— Work to complete —
Extract all lines in the data that contain the word "marker".

──────── Task inputs ────────

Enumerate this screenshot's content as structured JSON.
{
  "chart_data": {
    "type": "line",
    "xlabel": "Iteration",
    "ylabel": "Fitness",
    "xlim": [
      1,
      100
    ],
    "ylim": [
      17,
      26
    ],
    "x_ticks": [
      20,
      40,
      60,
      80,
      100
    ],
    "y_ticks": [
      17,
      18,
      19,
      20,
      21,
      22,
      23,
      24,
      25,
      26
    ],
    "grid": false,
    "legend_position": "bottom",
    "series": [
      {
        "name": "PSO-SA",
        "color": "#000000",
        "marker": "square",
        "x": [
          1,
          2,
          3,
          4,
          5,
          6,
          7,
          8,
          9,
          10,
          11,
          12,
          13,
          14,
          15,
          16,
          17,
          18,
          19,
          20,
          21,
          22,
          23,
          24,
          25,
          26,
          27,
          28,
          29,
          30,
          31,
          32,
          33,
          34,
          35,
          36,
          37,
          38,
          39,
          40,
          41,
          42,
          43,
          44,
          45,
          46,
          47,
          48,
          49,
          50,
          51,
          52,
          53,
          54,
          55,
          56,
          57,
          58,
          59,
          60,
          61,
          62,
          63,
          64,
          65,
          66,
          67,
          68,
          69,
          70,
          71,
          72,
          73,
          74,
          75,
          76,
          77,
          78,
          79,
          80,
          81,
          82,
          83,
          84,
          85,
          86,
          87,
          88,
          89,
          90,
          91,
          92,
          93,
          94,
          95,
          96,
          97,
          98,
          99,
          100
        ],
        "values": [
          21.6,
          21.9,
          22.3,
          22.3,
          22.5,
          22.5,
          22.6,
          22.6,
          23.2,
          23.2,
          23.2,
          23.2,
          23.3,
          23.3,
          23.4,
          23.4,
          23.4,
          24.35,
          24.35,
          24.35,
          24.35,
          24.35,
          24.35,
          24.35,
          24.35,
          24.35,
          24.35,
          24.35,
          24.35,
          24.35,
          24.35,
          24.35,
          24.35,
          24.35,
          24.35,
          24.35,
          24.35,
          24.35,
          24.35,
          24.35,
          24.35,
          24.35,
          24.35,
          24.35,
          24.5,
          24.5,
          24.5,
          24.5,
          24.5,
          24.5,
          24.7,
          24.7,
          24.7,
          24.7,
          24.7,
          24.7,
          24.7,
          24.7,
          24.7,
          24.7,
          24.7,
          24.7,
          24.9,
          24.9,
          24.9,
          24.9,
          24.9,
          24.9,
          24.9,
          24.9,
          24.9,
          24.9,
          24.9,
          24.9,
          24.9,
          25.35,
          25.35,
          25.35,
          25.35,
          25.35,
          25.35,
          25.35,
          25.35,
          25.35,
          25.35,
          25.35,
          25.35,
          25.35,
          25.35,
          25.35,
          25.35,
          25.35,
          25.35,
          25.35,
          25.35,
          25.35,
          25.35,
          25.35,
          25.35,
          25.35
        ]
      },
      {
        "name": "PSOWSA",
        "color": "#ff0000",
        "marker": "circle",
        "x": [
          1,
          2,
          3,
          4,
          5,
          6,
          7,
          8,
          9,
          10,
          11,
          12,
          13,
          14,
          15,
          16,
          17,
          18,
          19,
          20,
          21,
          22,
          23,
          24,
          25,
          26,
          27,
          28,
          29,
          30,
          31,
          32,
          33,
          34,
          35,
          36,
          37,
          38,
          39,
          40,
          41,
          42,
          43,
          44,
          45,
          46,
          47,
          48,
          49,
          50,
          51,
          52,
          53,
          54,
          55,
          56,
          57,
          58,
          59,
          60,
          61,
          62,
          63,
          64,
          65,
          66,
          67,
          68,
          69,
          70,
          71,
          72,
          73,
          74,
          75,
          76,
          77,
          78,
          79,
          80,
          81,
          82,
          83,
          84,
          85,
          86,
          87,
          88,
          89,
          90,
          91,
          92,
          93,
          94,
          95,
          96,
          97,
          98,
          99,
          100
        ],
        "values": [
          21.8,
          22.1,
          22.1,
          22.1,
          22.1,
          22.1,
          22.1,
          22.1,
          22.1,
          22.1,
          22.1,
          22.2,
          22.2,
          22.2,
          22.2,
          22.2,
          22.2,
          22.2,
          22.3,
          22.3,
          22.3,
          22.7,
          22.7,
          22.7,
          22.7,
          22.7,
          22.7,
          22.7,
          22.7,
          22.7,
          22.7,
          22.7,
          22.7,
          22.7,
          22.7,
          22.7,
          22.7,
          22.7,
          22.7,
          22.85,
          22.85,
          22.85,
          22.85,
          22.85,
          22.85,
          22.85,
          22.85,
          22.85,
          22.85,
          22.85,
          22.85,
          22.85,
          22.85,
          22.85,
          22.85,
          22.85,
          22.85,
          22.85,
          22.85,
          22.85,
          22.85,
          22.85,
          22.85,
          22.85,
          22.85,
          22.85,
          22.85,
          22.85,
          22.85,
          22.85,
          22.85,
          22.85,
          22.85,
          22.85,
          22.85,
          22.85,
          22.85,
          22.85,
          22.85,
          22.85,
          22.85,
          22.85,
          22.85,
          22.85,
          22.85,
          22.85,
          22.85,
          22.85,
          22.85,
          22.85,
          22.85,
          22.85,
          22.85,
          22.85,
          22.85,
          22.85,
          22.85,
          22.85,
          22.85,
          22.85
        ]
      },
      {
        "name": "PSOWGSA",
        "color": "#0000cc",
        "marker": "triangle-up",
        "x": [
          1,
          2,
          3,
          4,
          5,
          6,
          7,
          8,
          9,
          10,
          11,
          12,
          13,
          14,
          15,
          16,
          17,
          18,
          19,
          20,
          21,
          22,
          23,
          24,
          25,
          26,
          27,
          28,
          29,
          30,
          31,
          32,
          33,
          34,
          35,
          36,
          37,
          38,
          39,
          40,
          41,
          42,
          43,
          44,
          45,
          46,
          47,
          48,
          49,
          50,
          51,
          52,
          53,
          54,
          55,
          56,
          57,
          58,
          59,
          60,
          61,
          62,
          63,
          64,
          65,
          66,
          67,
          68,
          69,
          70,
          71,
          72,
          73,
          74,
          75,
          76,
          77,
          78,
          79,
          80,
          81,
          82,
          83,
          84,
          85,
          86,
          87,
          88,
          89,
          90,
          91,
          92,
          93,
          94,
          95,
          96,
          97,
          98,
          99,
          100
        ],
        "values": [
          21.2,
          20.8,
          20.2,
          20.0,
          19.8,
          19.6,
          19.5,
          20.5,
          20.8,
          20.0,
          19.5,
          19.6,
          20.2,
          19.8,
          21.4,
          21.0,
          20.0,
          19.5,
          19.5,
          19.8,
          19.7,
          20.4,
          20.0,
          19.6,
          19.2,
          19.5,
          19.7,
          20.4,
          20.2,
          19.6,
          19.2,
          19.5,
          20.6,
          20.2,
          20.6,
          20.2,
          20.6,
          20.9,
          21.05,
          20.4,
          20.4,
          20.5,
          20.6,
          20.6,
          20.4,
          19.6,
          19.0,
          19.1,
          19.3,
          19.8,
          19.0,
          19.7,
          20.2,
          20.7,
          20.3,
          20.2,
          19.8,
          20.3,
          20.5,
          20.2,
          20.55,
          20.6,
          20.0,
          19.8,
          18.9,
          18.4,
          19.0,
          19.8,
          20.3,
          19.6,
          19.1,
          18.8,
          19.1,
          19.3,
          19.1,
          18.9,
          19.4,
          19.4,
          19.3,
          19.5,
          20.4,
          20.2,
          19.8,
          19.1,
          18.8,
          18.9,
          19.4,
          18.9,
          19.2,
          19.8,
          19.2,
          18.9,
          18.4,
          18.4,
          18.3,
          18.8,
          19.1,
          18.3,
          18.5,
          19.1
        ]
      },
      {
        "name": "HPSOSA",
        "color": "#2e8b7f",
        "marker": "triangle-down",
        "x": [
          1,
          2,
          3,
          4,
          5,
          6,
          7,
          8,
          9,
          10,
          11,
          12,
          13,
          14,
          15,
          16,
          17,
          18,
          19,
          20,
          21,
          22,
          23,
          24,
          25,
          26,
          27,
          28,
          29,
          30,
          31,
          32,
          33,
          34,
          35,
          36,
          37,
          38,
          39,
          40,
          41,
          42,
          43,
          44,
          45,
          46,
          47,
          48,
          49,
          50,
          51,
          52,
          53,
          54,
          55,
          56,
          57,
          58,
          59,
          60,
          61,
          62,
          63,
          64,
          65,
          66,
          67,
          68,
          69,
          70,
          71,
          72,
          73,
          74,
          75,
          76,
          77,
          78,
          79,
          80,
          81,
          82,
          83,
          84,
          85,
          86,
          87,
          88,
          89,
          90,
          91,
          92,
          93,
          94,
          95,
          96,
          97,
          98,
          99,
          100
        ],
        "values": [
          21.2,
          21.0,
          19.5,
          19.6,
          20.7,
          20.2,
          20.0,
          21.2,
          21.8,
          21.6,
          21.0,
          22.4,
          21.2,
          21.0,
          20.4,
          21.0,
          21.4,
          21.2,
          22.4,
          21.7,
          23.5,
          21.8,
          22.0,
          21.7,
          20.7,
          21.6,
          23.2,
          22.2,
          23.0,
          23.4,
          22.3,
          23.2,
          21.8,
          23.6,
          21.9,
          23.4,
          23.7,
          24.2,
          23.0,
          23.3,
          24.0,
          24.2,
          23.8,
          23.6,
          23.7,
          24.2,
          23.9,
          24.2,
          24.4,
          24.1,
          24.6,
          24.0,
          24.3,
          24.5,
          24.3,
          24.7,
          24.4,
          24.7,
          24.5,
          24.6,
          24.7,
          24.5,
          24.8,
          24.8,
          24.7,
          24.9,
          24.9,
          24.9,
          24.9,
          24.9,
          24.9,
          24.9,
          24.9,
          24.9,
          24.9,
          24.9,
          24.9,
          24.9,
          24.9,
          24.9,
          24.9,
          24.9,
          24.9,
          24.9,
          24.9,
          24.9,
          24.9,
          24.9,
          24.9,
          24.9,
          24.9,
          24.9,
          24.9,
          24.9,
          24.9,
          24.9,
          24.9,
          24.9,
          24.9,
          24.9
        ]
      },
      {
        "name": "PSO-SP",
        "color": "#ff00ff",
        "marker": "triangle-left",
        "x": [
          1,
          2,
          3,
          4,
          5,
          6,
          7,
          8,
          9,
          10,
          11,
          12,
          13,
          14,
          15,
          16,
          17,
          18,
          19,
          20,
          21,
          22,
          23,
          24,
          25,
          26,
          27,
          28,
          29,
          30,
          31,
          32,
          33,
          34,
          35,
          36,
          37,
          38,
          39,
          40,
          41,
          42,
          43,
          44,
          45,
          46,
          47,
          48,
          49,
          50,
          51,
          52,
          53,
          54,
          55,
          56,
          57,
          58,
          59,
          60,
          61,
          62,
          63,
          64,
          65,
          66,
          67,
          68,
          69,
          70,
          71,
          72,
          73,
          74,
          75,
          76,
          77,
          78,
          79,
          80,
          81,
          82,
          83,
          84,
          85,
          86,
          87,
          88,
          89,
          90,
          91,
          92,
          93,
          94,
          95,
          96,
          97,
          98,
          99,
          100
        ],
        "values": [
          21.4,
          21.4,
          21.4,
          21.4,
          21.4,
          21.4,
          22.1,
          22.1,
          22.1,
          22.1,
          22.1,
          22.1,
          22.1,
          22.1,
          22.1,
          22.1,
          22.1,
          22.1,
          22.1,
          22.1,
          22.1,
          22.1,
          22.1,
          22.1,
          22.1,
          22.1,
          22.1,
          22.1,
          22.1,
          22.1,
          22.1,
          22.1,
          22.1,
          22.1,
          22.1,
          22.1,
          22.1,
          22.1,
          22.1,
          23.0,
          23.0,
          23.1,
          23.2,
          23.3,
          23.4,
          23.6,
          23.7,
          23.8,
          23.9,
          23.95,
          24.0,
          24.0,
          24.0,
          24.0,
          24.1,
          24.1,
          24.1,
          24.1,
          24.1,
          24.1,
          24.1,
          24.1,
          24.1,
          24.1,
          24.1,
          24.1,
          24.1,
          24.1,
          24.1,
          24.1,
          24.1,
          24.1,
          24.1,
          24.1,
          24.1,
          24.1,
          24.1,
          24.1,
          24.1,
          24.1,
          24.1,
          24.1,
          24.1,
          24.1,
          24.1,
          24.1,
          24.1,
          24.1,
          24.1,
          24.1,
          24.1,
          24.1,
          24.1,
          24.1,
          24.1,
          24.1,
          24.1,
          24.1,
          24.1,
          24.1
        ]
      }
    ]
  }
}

────────

— Final result —
        "marker": "square",
        "marker": "circle",
        "marker": "triangle-up",
        "marker": "triangle-down",
        "marker": "triangle-left",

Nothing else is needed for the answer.